All of the lines below are to be transcribed faithfully, with pictures excluded from the copy.

** BEGIN **

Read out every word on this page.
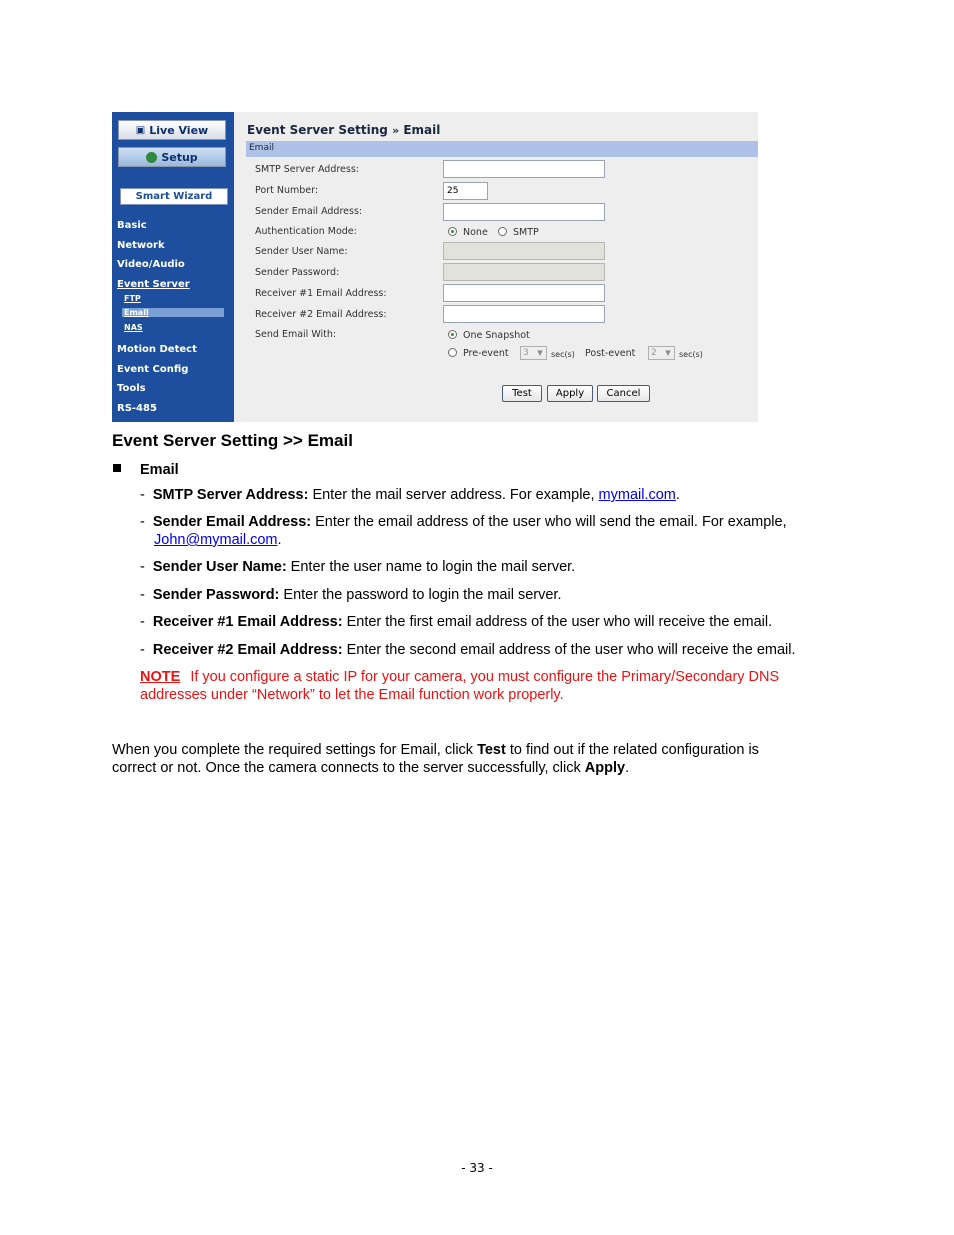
▣ Live View
Setup
Smart Wizard
Basic
Network
Video/Audio
Event Server
FTP
Email
NAS
Motion Detect
Event Config
Tools
RS-485
Event Server Setting » Email
Email
SMTP Server Address:
Port Number:	25
Sender Email Address:
Authentication Mode:	None	SMTP
Sender User Name:
Sender Password:
Receiver #1 Email Address:
Receiver #2 Email Address:
Send Email With:	One Snapshot
Pre-event	3	▼ sec(s) Post-event	2	▼ sec(s)
Test	Apply	Cancel
Event Server Setting >> Email
Email
- SMTP Server Address: Enter the mail server address. For example, mymail.com.
- Sender Email Address: Enter the email address of the user who will send the email. For example,
John@mymail.com.
- Sender User Name: Enter the user name to login the mail server.
- Sender Password: Enter the password to login the mail server.
- Receiver #1 Email Address: Enter the first email address of the user who will receive the email.
- Receiver #2 Email Address: Enter the second email address of the user who will receive the email.
NOTE If you configure a static IP for your camera, you must configure the Primary/Secondary DNS
addresses under “Network” to let the Email function work properly.
When you complete the required settings for Email, click Test to find out if the related configuration is
correct or not. Once the camera connects to the server successfully, click Apply.
- 33 -
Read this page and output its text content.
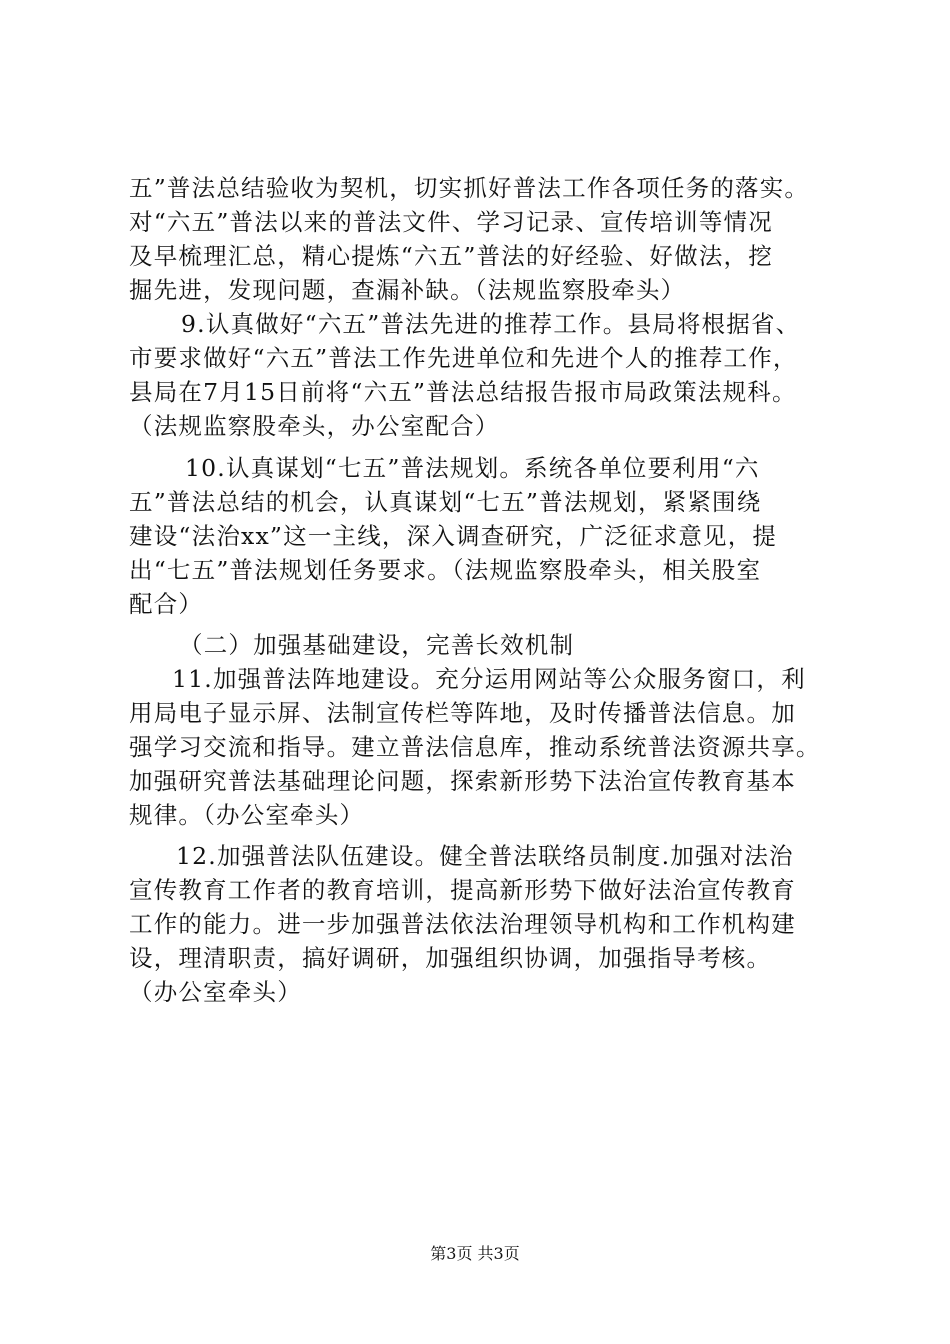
五”普法总结验收为契机，切实抓好普法工作各项任务的落实。
对“六五”普法以来的普法文件、学习记录、宣传培训等情况
及早梳理汇总，精心提炼“六五”普法的好经验、好做法，挖
掘先进，发现问题，查漏补缺。（法规监察股牵头）
9.认真做好“六五”普法先进的推荐工作。县局将根据省、
市要求做好“六五”普法工作先进单位和先进个人的推荐工作，
县局在7月15日前将“六五”普法总结报告报市局政策法规科。
（法规监察股牵头，办公室配合）
10.认真谋划“七五”普法规划。系统各单位要利用“六
五”普法总结的机会，认真谋划“七五”普法规划，紧紧围绕
建设“法治xx”这一主线，深入调查研究，广泛征求意见，提
出“七五”普法规划任务要求。（法规监察股牵头，相关股室
配合）
（二）加强基础建设，完善长效机制
11.加强普法阵地建设。充分运用网站等公众服务窗口，利
用局电子显示屏、法制宣传栏等阵地，及时传播普法信息。加
强学习交流和指导。建立普法信息库，推动系统普法资源共享。
加强研究普法基础理论问题，探索新形势下法治宣传教育基本
规律。（办公室牵头）
12.加强普法队伍建设。健全普法联络员制度.加强对法治
宣传教育工作者的教育培训，提高新形势下做好法治宣传教育
工作的能力。进一步加强普法依法治理领导机构和工作机构建
设，理清职责，搞好调研，加强组织协调，加强指导考核。
（办公室牵头）
第3页 共3页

** END **

■ SOLUTION FOR THIS TASK:
Read out every word on this page.
▣ Live View
Setup
Smart Wizard
Basic
Network
Video/Audio
Event Server
FTP
Email
NAS
Motion Detect
Event Config
Tools
RS-485
Event Server Setting » Email
Email
SMTP Server Address:
Port Number:	25
Sender Email Address:
Authentication Mode:	None	SMTP
Sender User Name:
Sender Password:
Receiver #1 Email Address:
Receiver #2 Email Address:
Send Email With:	One Snapshot
Pre-event	3	▼ sec(s) Post-event	2	▼ sec(s)
Test	Apply	Cancel
Event Server Setting >> Email
Email
- SMTP Server Address: Enter the mail server address. For example, mymail.com.
- Sender Email Address: Enter the email address of the user who will send the email. For example,
John@mymail.com.
- Sender User Name: Enter the user name to login the mail server.
- Sender Password: Enter the password to login the mail server.
- Receiver #1 Email Address: Enter the first email address of the user who will receive the email.
- Receiver #2 Email Address: Enter the second email address of the user who will receive the email.
NOTE If you configure a static IP for your camera, you must configure the Primary/Secondary DNS
addresses under “Network” to let the Email function work properly.
When you complete the required settings for Email, click Test to find out if the related configuration is
correct or not. Once the camera connects to the server successfully, click Apply.
- 33 -
Read this page and output its text content.
五”普法总结验收为契机，切实抓好普法工作各项任务的落实。
对“六五”普法以来的普法文件、学习记录、宣传培训等情况
及早梳理汇总，精心提炼“六五”普法的好经验、好做法，挖
掘先进，发现问题，查漏补缺。（法规监察股牵头）
9.认真做好“六五”普法先进的推荐工作。县局将根据省、
市要求做好“六五”普法工作先进单位和先进个人的推荐工作，
县局在7月15日前将“六五”普法总结报告报市局政策法规科。
（法规监察股牵头，办公室配合）
10.认真谋划“七五”普法规划。系统各单位要利用“六
五”普法总结的机会，认真谋划“七五”普法规划，紧紧围绕
建设“法治xx”这一主线，深入调查研究，广泛征求意见，提
出“七五”普法规划任务要求。（法规监察股牵头，相关股室
配合）
（二）加强基础建设，完善长效机制
11.加强普法阵地建设。充分运用网站等公众服务窗口，利
用局电子显示屏、法制宣传栏等阵地，及时传播普法信息。加
强学习交流和指导。建立普法信息库，推动系统普法资源共享。
加强研究普法基础理论问题，探索新形势下法治宣传教育基本
规律。（办公室牵头）
12.加强普法队伍建设。健全普法联络员制度.加强对法治
宣传教育工作者的教育培训，提高新形势下做好法治宣传教育
工作的能力。进一步加强普法依法治理领导机构和工作机构建
设，理清职责，搞好调研，加强组织协调，加强指导考核。
（办公室牵头）
第3页 共3页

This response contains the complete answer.